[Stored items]
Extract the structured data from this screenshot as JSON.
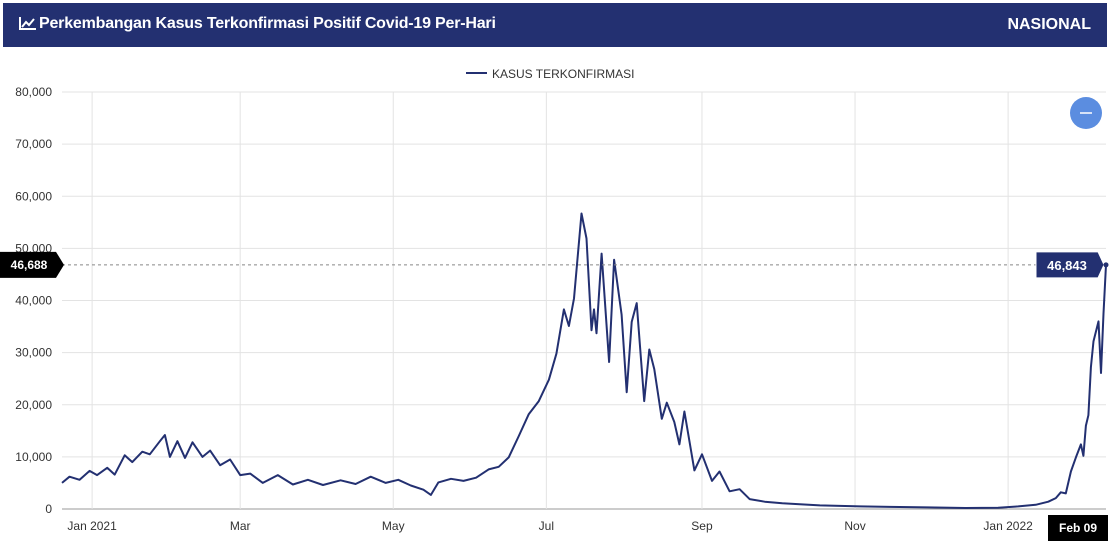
{
  "header": {
    "title": "Perkembangan Kasus Terkonfirmasi Positif Covid-19 Per-Hari",
    "region_label": "NASIONAL",
    "icon": "line-chart-icon",
    "background": "#233071"
  },
  "chart_controls": {
    "zoom_out_icon": "minus-icon",
    "zoom_out_color": "#5b8de0"
  },
  "chart_data": {
    "type": "line",
    "title": "Perkembangan Kasus Terkonfirmasi Positif Covid-19 Per-Hari",
    "legend": {
      "entries": [
        "KASUS TERKONFIRMASI"
      ],
      "placement": "top-center"
    },
    "xlabel": "",
    "ylabel": "",
    "ylim": [
      0,
      80000
    ],
    "xlim": [
      "2020-12-20",
      "2022-02-09"
    ],
    "y_ticks": [
      "0",
      "10,000",
      "20,000",
      "30,000",
      "40,000",
      "50,000",
      "60,000",
      "70,000",
      "80,000"
    ],
    "x_ticks": [
      "Jan 2021",
      "Mar",
      "May",
      "Jul",
      "Sep",
      "Nov",
      "Jan 2022"
    ],
    "x_tick_dates": [
      "2021-01-01",
      "2021-03-01",
      "2021-05-01",
      "2021-07-01",
      "2021-09-01",
      "2021-11-01",
      "2022-01-01"
    ],
    "grid": true,
    "series_color": "#233071",
    "crosshair": {
      "y_label": "46,688",
      "x_label": "Feb 09",
      "value_label": "46,843"
    },
    "series": [
      {
        "name": "KASUS TERKONFIRMASI",
        "points": [
          [
            "2020-12-20",
            5000
          ],
          [
            "2020-12-23",
            6200
          ],
          [
            "2020-12-27",
            5600
          ],
          [
            "2020-12-31",
            7300
          ],
          [
            "2021-01-03",
            6500
          ],
          [
            "2021-01-07",
            7900
          ],
          [
            "2021-01-10",
            6600
          ],
          [
            "2021-01-14",
            10300
          ],
          [
            "2021-01-17",
            9000
          ],
          [
            "2021-01-21",
            11000
          ],
          [
            "2021-01-24",
            10500
          ],
          [
            "2021-01-28",
            13000
          ],
          [
            "2021-01-30",
            14200
          ],
          [
            "2021-02-01",
            10000
          ],
          [
            "2021-02-04",
            13000
          ],
          [
            "2021-02-07",
            9800
          ],
          [
            "2021-02-10",
            12800
          ],
          [
            "2021-02-14",
            10000
          ],
          [
            "2021-02-17",
            11200
          ],
          [
            "2021-02-21",
            8400
          ],
          [
            "2021-02-25",
            9500
          ],
          [
            "2021-03-01",
            6500
          ],
          [
            "2021-03-05",
            6800
          ],
          [
            "2021-03-10",
            5000
          ],
          [
            "2021-03-16",
            6500
          ],
          [
            "2021-03-22",
            4700
          ],
          [
            "2021-03-28",
            5600
          ],
          [
            "2021-04-03",
            4600
          ],
          [
            "2021-04-10",
            5500
          ],
          [
            "2021-04-16",
            4800
          ],
          [
            "2021-04-22",
            6200
          ],
          [
            "2021-04-28",
            5000
          ],
          [
            "2021-05-03",
            5600
          ],
          [
            "2021-05-08",
            4500
          ],
          [
            "2021-05-13",
            3700
          ],
          [
            "2021-05-16",
            2700
          ],
          [
            "2021-05-19",
            5100
          ],
          [
            "2021-05-24",
            5800
          ],
          [
            "2021-05-29",
            5400
          ],
          [
            "2021-06-03",
            6000
          ],
          [
            "2021-06-08",
            7600
          ],
          [
            "2021-06-12",
            8100
          ],
          [
            "2021-06-16",
            9900
          ],
          [
            "2021-06-20",
            14000
          ],
          [
            "2021-06-24",
            18200
          ],
          [
            "2021-06-28",
            20700
          ],
          [
            "2021-07-02",
            24800
          ],
          [
            "2021-07-05",
            29800
          ],
          [
            "2021-07-08",
            38300
          ],
          [
            "2021-07-10",
            35100
          ],
          [
            "2021-07-12",
            40400
          ],
          [
            "2021-07-15",
            56700
          ],
          [
            "2021-07-17",
            51900
          ],
          [
            "2021-07-19",
            34300
          ],
          [
            "2021-07-20",
            38300
          ],
          [
            "2021-07-21",
            33700
          ],
          [
            "2021-07-23",
            49000
          ],
          [
            "2021-07-26",
            28200
          ],
          [
            "2021-07-28",
            47800
          ],
          [
            "2021-07-31",
            37300
          ],
          [
            "2021-08-02",
            22400
          ],
          [
            "2021-08-04",
            35900
          ],
          [
            "2021-08-06",
            39500
          ],
          [
            "2021-08-09",
            20700
          ],
          [
            "2021-08-11",
            30600
          ],
          [
            "2021-08-13",
            26800
          ],
          [
            "2021-08-16",
            17300
          ],
          [
            "2021-08-18",
            20400
          ],
          [
            "2021-08-21",
            16700
          ],
          [
            "2021-08-23",
            12400
          ],
          [
            "2021-08-25",
            18700
          ],
          [
            "2021-08-29",
            7400
          ],
          [
            "2021-09-01",
            10500
          ],
          [
            "2021-09-05",
            5400
          ],
          [
            "2021-09-08",
            7200
          ],
          [
            "2021-09-12",
            3400
          ],
          [
            "2021-09-16",
            3800
          ],
          [
            "2021-09-20",
            1900
          ],
          [
            "2021-09-26",
            1400
          ],
          [
            "2021-10-03",
            1100
          ],
          [
            "2021-10-10",
            900
          ],
          [
            "2021-10-18",
            700
          ],
          [
            "2021-10-26",
            600
          ],
          [
            "2021-11-03",
            500
          ],
          [
            "2021-11-15",
            400
          ],
          [
            "2021-11-30",
            300
          ],
          [
            "2021-12-15",
            200
          ],
          [
            "2021-12-28",
            250
          ],
          [
            "2022-01-05",
            500
          ],
          [
            "2022-01-12",
            800
          ],
          [
            "2022-01-17",
            1400
          ],
          [
            "2022-01-20",
            2100
          ],
          [
            "2022-01-22",
            3200
          ],
          [
            "2022-01-24",
            3000
          ],
          [
            "2022-01-26",
            7200
          ],
          [
            "2022-01-28",
            9900
          ],
          [
            "2022-01-30",
            12400
          ],
          [
            "2022-01-31",
            10200
          ],
          [
            "2022-02-01",
            16000
          ],
          [
            "2022-02-02",
            18000
          ],
          [
            "2022-02-03",
            27200
          ],
          [
            "2022-02-04",
            32200
          ],
          [
            "2022-02-06",
            36000
          ],
          [
            "2022-02-07",
            26100
          ],
          [
            "2022-02-08",
            37500
          ],
          [
            "2022-02-09",
            46843
          ]
        ]
      }
    ]
  }
}
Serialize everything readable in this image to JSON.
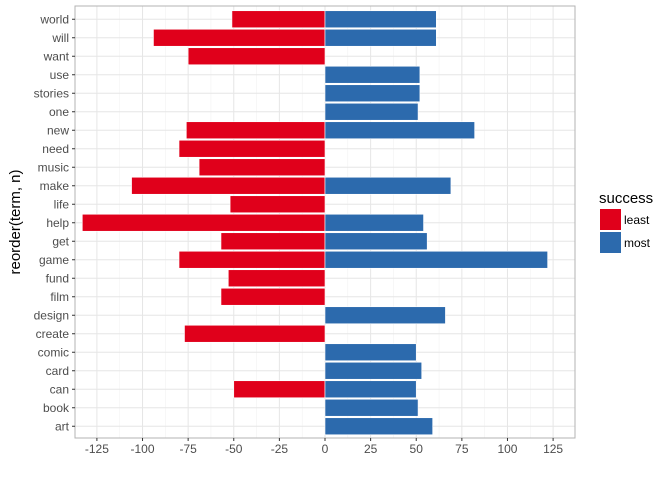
{
  "chart_data": {
    "type": "bar",
    "orientation": "horizontal",
    "title": "",
    "xlabel": "",
    "ylabel": "reorder(term, n)",
    "xlim": [
      -137,
      137
    ],
    "x_ticks": [
      -125,
      -100,
      -75,
      -50,
      -25,
      0,
      25,
      50,
      75,
      100,
      125
    ],
    "grid": true,
    "legend_position": "right",
    "categories": [
      "world",
      "will",
      "want",
      "use",
      "stories",
      "one",
      "new",
      "need",
      "music",
      "make",
      "life",
      "help",
      "get",
      "game",
      "fund",
      "film",
      "design",
      "create",
      "comic",
      "card",
      "can",
      "book",
      "art"
    ],
    "series": [
      {
        "name": "least",
        "color": "#e0001b",
        "values": [
          -51,
          -94,
          -75,
          null,
          null,
          null,
          -76,
          -80,
          -69,
          -106,
          -52,
          -133,
          -57,
          -80,
          -53,
          -57,
          null,
          -77,
          null,
          null,
          -50,
          null,
          null
        ]
      },
      {
        "name": "most",
        "color": "#2c6aad",
        "values": [
          61,
          61,
          null,
          52,
          52,
          51,
          82,
          null,
          null,
          69,
          null,
          54,
          56,
          122,
          null,
          null,
          66,
          null,
          50,
          53,
          50,
          51,
          59
        ]
      }
    ],
    "legend": {
      "title": "success",
      "entries": [
        "least",
        "most"
      ]
    }
  }
}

### Problem
Begin with the line that contains "Serialize everything readable" and copy every line through the end of the listing, exactly as written, both ends included. Pictures are not part of the copy.

### Reply
Serialize everything readable in this image to JSON.
{
  "chart_data": {
    "type": "bar",
    "orientation": "horizontal",
    "title": "",
    "xlabel": "",
    "ylabel": "reorder(term, n)",
    "xlim": [
      -137,
      137
    ],
    "x_ticks": [
      -125,
      -100,
      -75,
      -50,
      -25,
      0,
      25,
      50,
      75,
      100,
      125
    ],
    "grid": true,
    "legend_position": "right",
    "categories": [
      "world",
      "will",
      "want",
      "use",
      "stories",
      "one",
      "new",
      "need",
      "music",
      "make",
      "life",
      "help",
      "get",
      "game",
      "fund",
      "film",
      "design",
      "create",
      "comic",
      "card",
      "can",
      "book",
      "art"
    ],
    "series": [
      {
        "name": "least",
        "color": "#e0001b",
        "values": [
          -51,
          -94,
          -75,
          null,
          null,
          null,
          -76,
          -80,
          -69,
          -106,
          -52,
          -133,
          -57,
          -80,
          -53,
          -57,
          null,
          -77,
          null,
          null,
          -50,
          null,
          null
        ]
      },
      {
        "name": "most",
        "color": "#2c6aad",
        "values": [
          61,
          61,
          null,
          52,
          52,
          51,
          82,
          null,
          null,
          69,
          null,
          54,
          56,
          122,
          null,
          null,
          66,
          null,
          50,
          53,
          50,
          51,
          59
        ]
      }
    ],
    "legend": {
      "title": "success",
      "entries": [
        "least",
        "most"
      ]
    }
  }
}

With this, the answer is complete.